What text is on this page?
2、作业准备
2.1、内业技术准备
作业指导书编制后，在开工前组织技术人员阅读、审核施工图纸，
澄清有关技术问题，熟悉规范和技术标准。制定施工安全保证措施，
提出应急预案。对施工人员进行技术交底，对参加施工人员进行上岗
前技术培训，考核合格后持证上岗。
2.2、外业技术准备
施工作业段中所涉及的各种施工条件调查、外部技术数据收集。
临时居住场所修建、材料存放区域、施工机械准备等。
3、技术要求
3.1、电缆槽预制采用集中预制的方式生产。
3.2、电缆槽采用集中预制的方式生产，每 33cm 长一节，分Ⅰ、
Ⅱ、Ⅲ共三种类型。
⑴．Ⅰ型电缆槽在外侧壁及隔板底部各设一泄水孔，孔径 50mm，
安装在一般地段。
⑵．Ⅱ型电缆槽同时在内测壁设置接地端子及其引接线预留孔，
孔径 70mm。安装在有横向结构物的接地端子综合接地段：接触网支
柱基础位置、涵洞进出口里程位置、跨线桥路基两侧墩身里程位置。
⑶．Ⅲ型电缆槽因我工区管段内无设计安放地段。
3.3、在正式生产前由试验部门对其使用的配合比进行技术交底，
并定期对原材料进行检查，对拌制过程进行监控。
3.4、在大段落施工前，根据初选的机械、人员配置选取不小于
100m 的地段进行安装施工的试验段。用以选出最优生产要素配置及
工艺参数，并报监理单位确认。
★ ★ ★
Task prompt » Please repeat all the records above exactly as they appear.

Correct result »
What text is on this page?
2、作业准备
2.1、内业技术准备
作业指导书编制后，在开工前组织技术人员阅读、审核施工图纸，
澄清有关技术问题，熟悉规范和技术标准。制定施工安全保证措施，
提出应急预案。对施工人员进行技术交底，对参加施工人员进行上岗
前技术培训，考核合格后持证上岗。
2.2、外业技术准备
施工作业段中所涉及的各种施工条件调查、外部技术数据收集。
临时居住场所修建、材料存放区域、施工机械准备等。
3、技术要求
3.1、电缆槽预制采用集中预制的方式生产。
3.2、电缆槽采用集中预制的方式生产，每 33cm 长一节，分Ⅰ、
Ⅱ、Ⅲ共三种类型。
⑴．Ⅰ型电缆槽在外侧壁及隔板底部各设一泄水孔，孔径 50mm，
安装在一般地段。
⑵．Ⅱ型电缆槽同时在内测壁设置接地端子及其引接线预留孔，
孔径 70mm。安装在有横向结构物的接地端子综合接地段：接触网支
柱基础位置、涵洞进出口里程位置、跨线桥路基两侧墩身里程位置。
⑶．Ⅲ型电缆槽因我工区管段内无设计安放地段。
3.3、在正式生产前由试验部门对其使用的配合比进行技术交底，
并定期对原材料进行检查，对拌制过程进行监控。
3.4、在大段落施工前，根据初选的机械、人员配置选取不小于
100m 的地段进行安装施工的试验段。用以选出最优生产要素配置及
工艺参数，并报监理单位确认。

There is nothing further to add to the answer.